Would you transcribe the listing that follows, character for character, and omit its images?

====================

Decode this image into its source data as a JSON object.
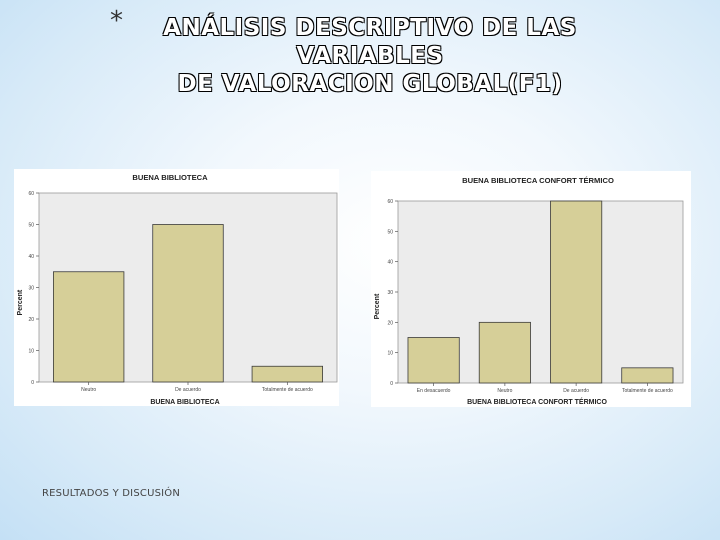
{
  "slide": {
    "bullet": "*",
    "title_line1": "ANÁLISIS DESCRIPTIVO DE LAS VARIABLES",
    "title_line2": "DE VALORACION GLOBAL(F1)",
    "footer": "RESULTADOS Y DISCUSIÓN"
  },
  "colors": {
    "bar_fill": "#d6cf98",
    "bar_stroke": "#3a3a3a",
    "plot_bg": "#ececec",
    "chart_bg": "#ffffff"
  },
  "chart_data": [
    {
      "type": "bar",
      "title": "BUENA BIBLIOTECA",
      "xlabel": "BUENA BIBLIOTECA",
      "ylabel": "Percent",
      "categories": [
        "Neutro",
        "De acuerdo",
        "Totalmente de acuerdo"
      ],
      "values": [
        35,
        50,
        5
      ],
      "yticks": [
        0,
        10,
        20,
        30,
        40,
        50,
        60
      ],
      "ylim": [
        0,
        60
      ],
      "grid": false,
      "legend": "none"
    },
    {
      "type": "bar",
      "title": "BUENA BIBLIOTECA CONFORT TÉRMICO",
      "xlabel": "BUENA BIBLIOTECA CONFORT TÉRMICO",
      "ylabel": "Percent",
      "categories": [
        "En desacuerdo",
        "Neutro",
        "De acuerdo",
        "Totalmente de acuerdo"
      ],
      "values": [
        15,
        20,
        60,
        5
      ],
      "yticks": [
        0,
        10,
        20,
        30,
        40,
        50,
        60
      ],
      "ylim": [
        0,
        60
      ],
      "grid": false,
      "legend": "none"
    }
  ]
}
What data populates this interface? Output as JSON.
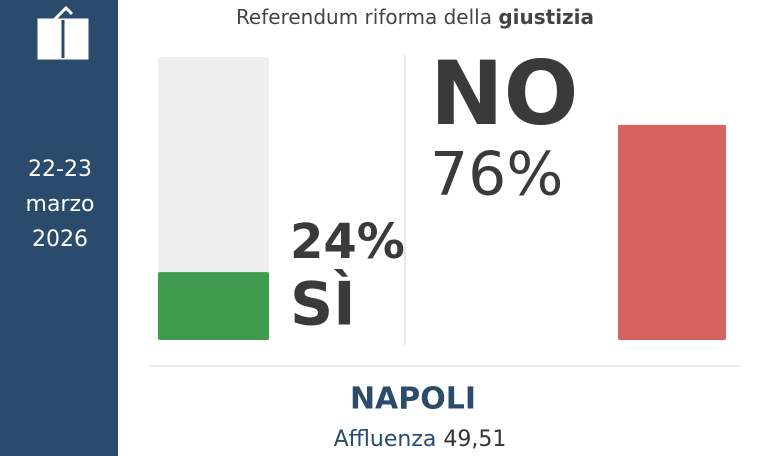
{
  "chart_data": {
    "type": "bar",
    "title": "Referendum riforma della",
    "title_emphasis": "giustizia",
    "date": [
      "22-23",
      "marzo",
      "2026"
    ],
    "categories": [
      "SÌ",
      "NO"
    ],
    "values": [
      24,
      76
    ],
    "value_labels": [
      "24%",
      "76%"
    ],
    "colors": [
      "#3e9b4f",
      "#d5625f"
    ],
    "ylim": [
      0,
      100
    ]
  },
  "location": "NAPOLI",
  "turnout_label": "Affluenza",
  "turnout": "49,51"
}
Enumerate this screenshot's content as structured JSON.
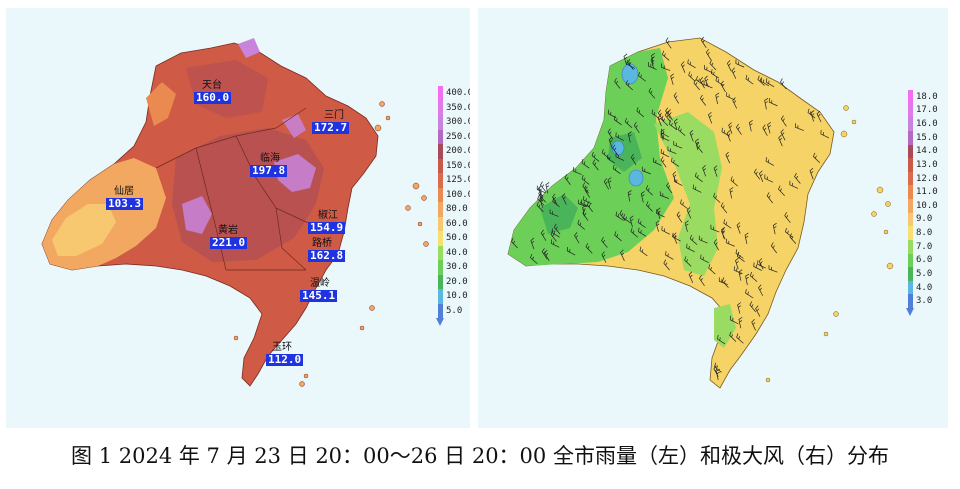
{
  "caption": "图 1  2024 年 7 月 23 日 20：00～26 日 20：00 全市雨量（左）和极大风（右）分布",
  "rain_map": {
    "stations": [
      {
        "name": "天台",
        "value": "160.0"
      },
      {
        "name": "三门",
        "value": "172.7"
      },
      {
        "name": "临海",
        "value": "197.8"
      },
      {
        "name": "仙居",
        "value": "103.3"
      },
      {
        "name": "椒江",
        "value": "154.9"
      },
      {
        "name": "黄岩",
        "value": "221.0"
      },
      {
        "name": "路桥",
        "value": "162.8"
      },
      {
        "name": "温岭",
        "value": "145.1"
      },
      {
        "name": "玉环",
        "value": "112.0"
      }
    ],
    "legend": {
      "labels": [
        "400.0",
        "350.0",
        "300.0",
        "250.0",
        "200.0",
        "150.0",
        "125.0",
        "100.0",
        "80.0",
        "60.0",
        "50.0",
        "40.0",
        "30.0",
        "20.0",
        "10.0",
        "5.0"
      ],
      "colors": [
        "#f26ff2",
        "#e07ae8",
        "#c884dc",
        "#b46ac0",
        "#a84a5a",
        "#c95a4a",
        "#dc6a4c",
        "#ea8a50",
        "#f2a860",
        "#f7c870",
        "#f5e070",
        "#9adb62",
        "#6ccf58",
        "#4ab45a",
        "#5ab8e0",
        "#4f7fd8"
      ]
    }
  },
  "wind_map": {
    "legend": {
      "labels": [
        "18.0",
        "17.0",
        "16.0",
        "15.0",
        "14.0",
        "13.0",
        "12.0",
        "11.0",
        "10.0",
        "9.0",
        "8.0",
        "7.0",
        "6.0",
        "5.0",
        "4.0",
        "3.0"
      ],
      "colors": [
        "#f26ff2",
        "#e07ae8",
        "#c884dc",
        "#b46ac0",
        "#a84a5a",
        "#c95a4a",
        "#dc6a4c",
        "#ea8a50",
        "#f2a860",
        "#f7c870",
        "#f5e070",
        "#9adb62",
        "#6ccf58",
        "#4ab45a",
        "#5ab8e0",
        "#4f7fd8"
      ]
    }
  }
}
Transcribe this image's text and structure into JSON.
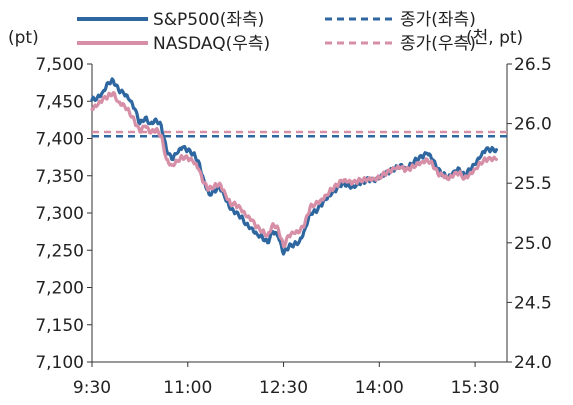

====================

# EXPECTED ANSWER:
Decode this image into its source data as a JSON object.
{
  "slide": {
    "bullet": "*",
    "title_line1": "ANÁLISIS DESCRIPTIVO DE LAS VARIABLES",
    "title_line2": "DE VALORACION GLOBAL(F1)",
    "footer": "RESULTADOS Y DISCUSIÓN"
  },
  "colors": {
    "bar_fill": "#d6cf98",
    "bar_stroke": "#3a3a3a",
    "plot_bg": "#ececec",
    "chart_bg": "#ffffff"
  },
  "chart_data": [
    {
      "type": "bar",
      "title": "BUENA BIBLIOTECA",
      "xlabel": "BUENA BIBLIOTECA",
      "ylabel": "Percent",
      "categories": [
        "Neutro",
        "De acuerdo",
        "Totalmente de acuerdo"
      ],
      "values": [
        35,
        50,
        5
      ],
      "yticks": [
        0,
        10,
        20,
        30,
        40,
        50,
        60
      ],
      "ylim": [
        0,
        60
      ],
      "grid": false,
      "legend": "none"
    },
    {
      "type": "bar",
      "title": "BUENA BIBLIOTECA CONFORT TÉRMICO",
      "xlabel": "BUENA BIBLIOTECA CONFORT TÉRMICO",
      "ylabel": "Percent",
      "categories": [
        "En desacuerdo",
        "Neutro",
        "De acuerdo",
        "Totalmente de acuerdo"
      ],
      "values": [
        15,
        20,
        60,
        5
      ],
      "yticks": [
        0,
        10,
        20,
        30,
        40,
        50,
        60
      ],
      "ylim": [
        0,
        60
      ],
      "grid": false,
      "legend": "none"
    }
  ]
}
What data populates this interface? Output as JSON.
{
  "chart_data": {
    "type": "bar",
    "title": "Referendum riforma della",
    "title_emphasis": "giustizia",
    "date": [
      "22-23",
      "marzo",
      "2026"
    ],
    "categories": [
      "SÌ",
      "NO"
    ],
    "values": [
      24,
      76
    ],
    "value_labels": [
      "24%",
      "76%"
    ],
    "colors": [
      "#3e9b4f",
      "#d5625f"
    ],
    "ylim": [
      0,
      100
    ]
  },
  "location": "NAPOLI",
  "turnout_label": "Affluenza",
  "turnout": "49,51"
}
Enumerate this screenshot's content as structured JSON.
{
  "caption": "图 1  2024 年 7 月 23 日 20：00～26 日 20：00 全市雨量（左）和极大风（右）分布",
  "rain_map": {
    "stations": [
      {
        "name": "天台",
        "value": "160.0"
      },
      {
        "name": "三门",
        "value": "172.7"
      },
      {
        "name": "临海",
        "value": "197.8"
      },
      {
        "name": "仙居",
        "value": "103.3"
      },
      {
        "name": "椒江",
        "value": "154.9"
      },
      {
        "name": "黄岩",
        "value": "221.0"
      },
      {
        "name": "路桥",
        "value": "162.8"
      },
      {
        "name": "温岭",
        "value": "145.1"
      },
      {
        "name": "玉环",
        "value": "112.0"
      }
    ],
    "legend": {
      "labels": [
        "400.0",
        "350.0",
        "300.0",
        "250.0",
        "200.0",
        "150.0",
        "125.0",
        "100.0",
        "80.0",
        "60.0",
        "50.0",
        "40.0",
        "30.0",
        "20.0",
        "10.0",
        "5.0"
      ],
      "colors": [
        "#f26ff2",
        "#e07ae8",
        "#c884dc",
        "#b46ac0",
        "#a84a5a",
        "#c95a4a",
        "#dc6a4c",
        "#ea8a50",
        "#f2a860",
        "#f7c870",
        "#f5e070",
        "#9adb62",
        "#6ccf58",
        "#4ab45a",
        "#5ab8e0",
        "#4f7fd8"
      ]
    }
  },
  "wind_map": {
    "legend": {
      "labels": [
        "18.0",
        "17.0",
        "16.0",
        "15.0",
        "14.0",
        "13.0",
        "12.0",
        "11.0",
        "10.0",
        "9.0",
        "8.0",
        "7.0",
        "6.0",
        "5.0",
        "4.0",
        "3.0"
      ],
      "colors": [
        "#f26ff2",
        "#e07ae8",
        "#c884dc",
        "#b46ac0",
        "#a84a5a",
        "#c95a4a",
        "#dc6a4c",
        "#ea8a50",
        "#f2a860",
        "#f7c870",
        "#f5e070",
        "#9adb62",
        "#6ccf58",
        "#4ab45a",
        "#5ab8e0",
        "#4f7fd8"
      ]
    }
  }
}
Transcribe this image's text and structure into JSON.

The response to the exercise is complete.